-- Items start --
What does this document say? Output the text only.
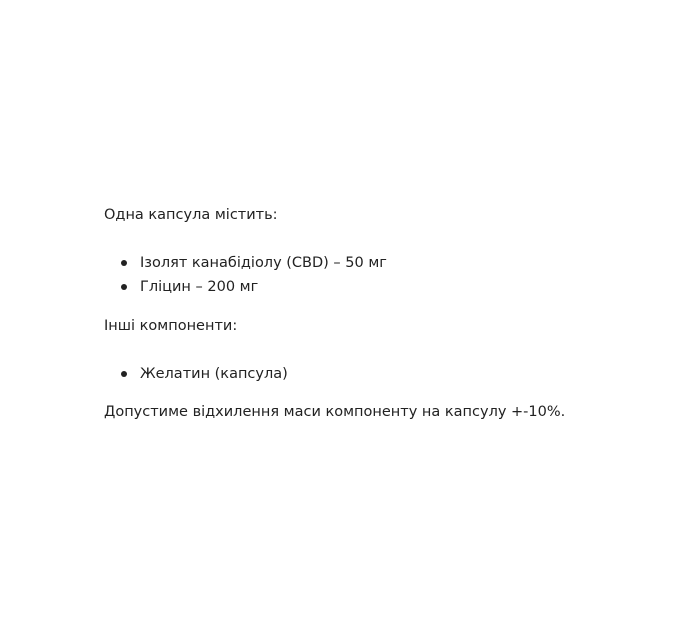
Одна капсула містить:

Ізолят канабідіолу (CBD) – 50 мг
Гліцин – 200 мг

Інші компоненти:

Желатин (капсула)

Допустиме відхилення маси компоненту на капсулу +-10%.
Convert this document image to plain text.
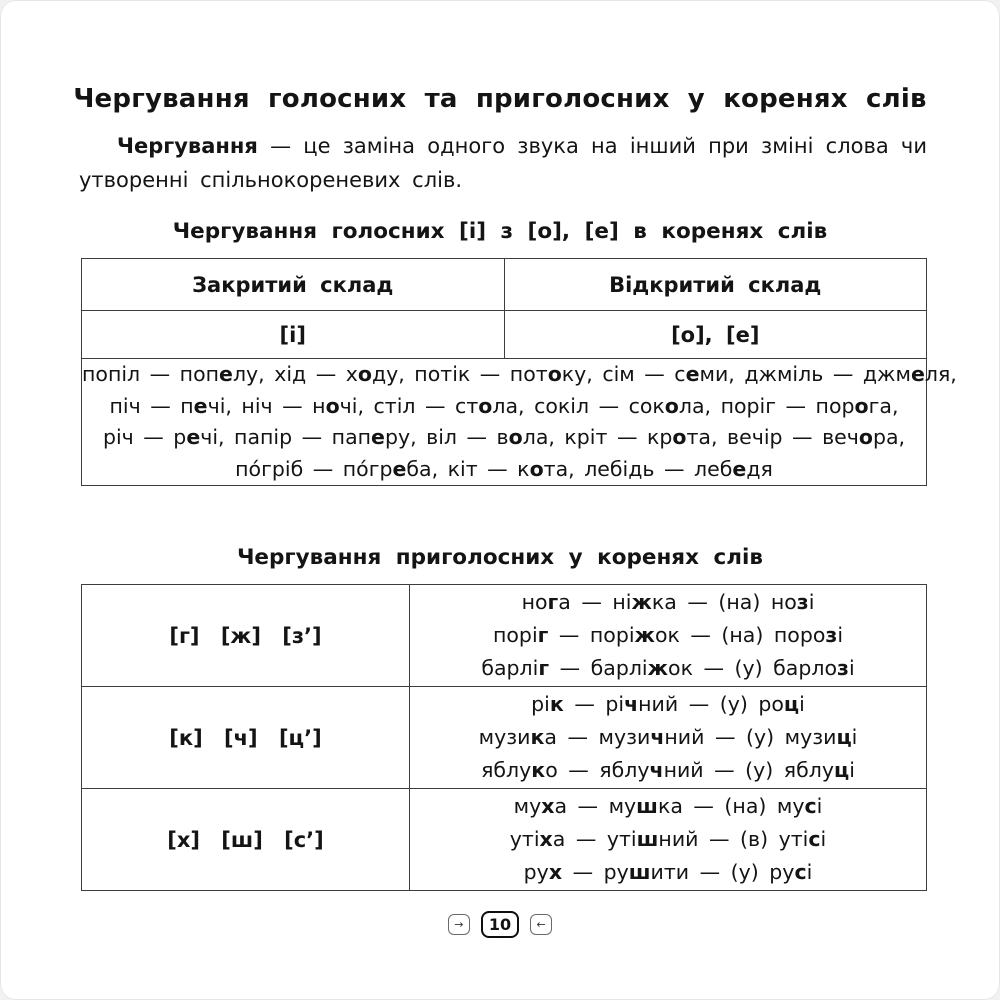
Чергування голосних та приголосних у коренях слів

Чергування — це заміна одного звука на інший при зміні слова чи утворенні спільнокореневих слів.

Чергування голосних [і] з [о], [е] в коренях слів
Закритий склад	Відкритий склад
[і]	[о], [е]

попіл — попелу, хід — ходу, потік — потоку, сім — семи, джміль — джмеля,
піч — печі, ніч — ночі, стіл — стола, сокіл — сокола, поріг — порога,
річ — речі, папір — паперу, віл — вола, кріт — крота, вечір — вечора,
по́гріб — по́греба, кіт — кота, лебідь — лебедя	
Чергування приголосних у коренях слів
[г] [ж] [з’]	нога — ніжка — (на) нозі
поріг — поріжок — (на) порозі
барліг — барліжок — (у) барлозі

[к] [ч] [ц’]	рік — річний — (у) році
музика — музичний — (у) музиці
яблуко — яблучний — (у) яблуці

[х] [ш] [с’]	муха — мушка — (на) мусі
утіха — утішний — (в) утісі
рух — рушити — (у) русі
→	10	←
-- Items end --
Instructions to follow: Pictures are excluded; repeat every record exactly.

Exercise result:
What does this document say? Output the text only.
Одна капсула містить:

Ізолят канабідіолу (CBD) – 50 мг
Гліцин – 200 мг

Інші компоненти:

Желатин (капсула)

Допустиме відхилення маси компоненту на капсулу +-10%.
Convert this document image to plain text.
Чергування голосних та приголосних у коренях слів

Чергування — це заміна одного звука на інший при зміні слова чи утворенні спільнокореневих слів.

Чергування голосних [і] з [о], [е] в коренях слів
Закритий склад	Відкритий склад
[і]	[о], [е]

попіл — попелу, хід — ходу, потік — потоку, сім — семи, джміль — джмеля,
піч — печі, ніч — ночі, стіл — стола, сокіл — сокола, поріг — порога,
річ — речі, папір — паперу, віл — вола, кріт — крота, вечір — вечора,
по́гріб — по́греба, кіт — кота, лебідь — лебедя	
Чергування приголосних у коренях слів
[г] [ж] [з’]	нога — ніжка — (на) нозі
поріг — поріжок — (на) порозі
барліг — барліжок — (у) барлозі

[к] [ч] [ц’]	рік — річний — (у) році
музика — музичний — (у) музиці
яблуко — яблучний — (у) яблуці

[х] [ш] [с’]	муха — мушка — (на) мусі
утіха — утішний — (в) утісі
рух — рушити — (у) русі
→	10	←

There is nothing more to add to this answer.